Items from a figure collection
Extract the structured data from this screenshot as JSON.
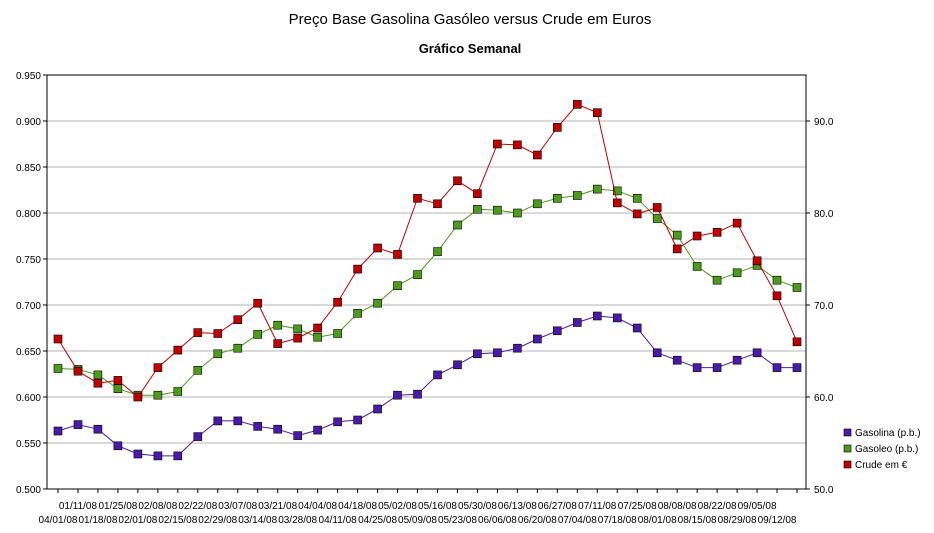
{
  "chart_data": {
    "type": "line",
    "title": "Preço Base Gasolina Gasóleo versus Crude em Euros",
    "subtitle": "Gráfico Semanal",
    "grid": "horizontal",
    "legend_position": "right",
    "y_left": {
      "min": 0.5,
      "max": 0.95,
      "step": 0.05,
      "ticks": [
        "0.500",
        "0.550",
        "0.600",
        "0.650",
        "0.700",
        "0.750",
        "0.800",
        "0.850",
        "0.900",
        "0.950"
      ]
    },
    "y_right": {
      "min": 50,
      "max": 95,
      "ticks": [
        "50.0",
        "60.0",
        "70.0",
        "80.0",
        "90.0"
      ],
      "tick_values": [
        50,
        60,
        70,
        80,
        90
      ]
    },
    "x_labels_top": [
      "01/11/08",
      "01/25/08",
      "02/08/08",
      "02/22/08",
      "03/07/08",
      "03/21/08",
      "04/04/08",
      "04/18/08",
      "05/02/08",
      "05/16/08",
      "05/30/08",
      "06/13/08",
      "06/27/08",
      "07/11/08",
      "07/25/08",
      "08/08/08",
      "08/22/08",
      "09/05/08"
    ],
    "x_labels_bottom": [
      "04/01/08",
      "01/18/08",
      "02/01/08",
      "02/15/08",
      "02/29/08",
      "03/14/08",
      "03/28/08",
      "04/11/08",
      "04/25/08",
      "05/09/08",
      "05/23/08",
      "06/06/08",
      "06/20/08",
      "07/04/08",
      "07/18/08",
      "08/01/08",
      "08/15/08",
      "08/29/08",
      "09/12/08"
    ],
    "series": [
      {
        "name": "Gasolina (p.b.)",
        "axis": "left",
        "color": "#4a1aa8",
        "values": [
          0.563,
          0.57,
          0.565,
          0.547,
          0.538,
          0.536,
          0.536,
          0.557,
          0.574,
          0.574,
          0.568,
          0.565,
          0.558,
          0.564,
          0.573,
          0.575,
          0.587,
          0.602,
          0.603,
          0.624,
          0.635,
          0.647,
          0.648,
          0.653,
          0.663,
          0.672,
          0.681,
          0.688,
          0.686,
          0.675,
          0.648,
          0.64,
          0.632,
          0.632,
          0.64,
          0.648,
          0.632,
          0.632
        ]
      },
      {
        "name": "Gasoleo (p.b.)",
        "axis": "left",
        "color": "#4e9a1c",
        "values": [
          0.631,
          0.63,
          0.624,
          0.609,
          0.602,
          0.602,
          0.606,
          0.629,
          0.647,
          0.653,
          0.668,
          0.678,
          0.674,
          0.665,
          0.669,
          0.691,
          0.702,
          0.721,
          0.733,
          0.758,
          0.787,
          0.804,
          0.803,
          0.8,
          0.81,
          0.816,
          0.819,
          0.826,
          0.824,
          0.816,
          0.794,
          0.776,
          0.742,
          0.727,
          0.735,
          0.743,
          0.727,
          0.719
        ]
      },
      {
        "name": "Crude em €",
        "axis": "right",
        "color": "#c00000",
        "values": [
          66.3,
          62.8,
          61.5,
          61.8,
          60.0,
          63.2,
          65.1,
          67.0,
          66.9,
          68.4,
          70.2,
          65.8,
          66.4,
          67.5,
          70.3,
          73.9,
          76.2,
          75.5,
          81.6,
          81.0,
          83.5,
          82.1,
          87.5,
          87.4,
          86.3,
          89.3,
          91.8,
          90.9,
          81.1,
          79.9,
          80.6,
          76.1,
          77.5,
          77.9,
          78.9,
          74.8,
          71.0,
          66.0
        ]
      }
    ]
  }
}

- [Given instruction]:
The records above are to be restated exactly, without their pictures.

- [Task output]:
Extract the structured data from this screenshot as JSON.
{
  "chart_data": {
    "type": "line",
    "title": "Preço Base Gasolina Gasóleo versus Crude em Euros",
    "subtitle": "Gráfico Semanal",
    "grid": "horizontal",
    "legend_position": "right",
    "y_left": {
      "min": 0.5,
      "max": 0.95,
      "step": 0.05,
      "ticks": [
        "0.500",
        "0.550",
        "0.600",
        "0.650",
        "0.700",
        "0.750",
        "0.800",
        "0.850",
        "0.900",
        "0.950"
      ]
    },
    "y_right": {
      "min": 50,
      "max": 95,
      "ticks": [
        "50.0",
        "60.0",
        "70.0",
        "80.0",
        "90.0"
      ],
      "tick_values": [
        50,
        60,
        70,
        80,
        90
      ]
    },
    "x_labels_top": [
      "01/11/08",
      "01/25/08",
      "02/08/08",
      "02/22/08",
      "03/07/08",
      "03/21/08",
      "04/04/08",
      "04/18/08",
      "05/02/08",
      "05/16/08",
      "05/30/08",
      "06/13/08",
      "06/27/08",
      "07/11/08",
      "07/25/08",
      "08/08/08",
      "08/22/08",
      "09/05/08"
    ],
    "x_labels_bottom": [
      "04/01/08",
      "01/18/08",
      "02/01/08",
      "02/15/08",
      "02/29/08",
      "03/14/08",
      "03/28/08",
      "04/11/08",
      "04/25/08",
      "05/09/08",
      "05/23/08",
      "06/06/08",
      "06/20/08",
      "07/04/08",
      "07/18/08",
      "08/01/08",
      "08/15/08",
      "08/29/08",
      "09/12/08"
    ],
    "series": [
      {
        "name": "Gasolina (p.b.)",
        "axis": "left",
        "color": "#4a1aa8",
        "values": [
          0.563,
          0.57,
          0.565,
          0.547,
          0.538,
          0.536,
          0.536,
          0.557,
          0.574,
          0.574,
          0.568,
          0.565,
          0.558,
          0.564,
          0.573,
          0.575,
          0.587,
          0.602,
          0.603,
          0.624,
          0.635,
          0.647,
          0.648,
          0.653,
          0.663,
          0.672,
          0.681,
          0.688,
          0.686,
          0.675,
          0.648,
          0.64,
          0.632,
          0.632,
          0.64,
          0.648,
          0.632,
          0.632
        ]
      },
      {
        "name": "Gasoleo (p.b.)",
        "axis": "left",
        "color": "#4e9a1c",
        "values": [
          0.631,
          0.63,
          0.624,
          0.609,
          0.602,
          0.602,
          0.606,
          0.629,
          0.647,
          0.653,
          0.668,
          0.678,
          0.674,
          0.665,
          0.669,
          0.691,
          0.702,
          0.721,
          0.733,
          0.758,
          0.787,
          0.804,
          0.803,
          0.8,
          0.81,
          0.816,
          0.819,
          0.826,
          0.824,
          0.816,
          0.794,
          0.776,
          0.742,
          0.727,
          0.735,
          0.743,
          0.727,
          0.719
        ]
      },
      {
        "name": "Crude em €",
        "axis": "right",
        "color": "#c00000",
        "values": [
          66.3,
          62.8,
          61.5,
          61.8,
          60.0,
          63.2,
          65.1,
          67.0,
          66.9,
          68.4,
          70.2,
          65.8,
          66.4,
          67.5,
          70.3,
          73.9,
          76.2,
          75.5,
          81.6,
          81.0,
          83.5,
          82.1,
          87.5,
          87.4,
          86.3,
          89.3,
          91.8,
          90.9,
          81.1,
          79.9,
          80.6,
          76.1,
          77.5,
          77.9,
          78.9,
          74.8,
          71.0,
          66.0
        ]
      }
    ]
  }
}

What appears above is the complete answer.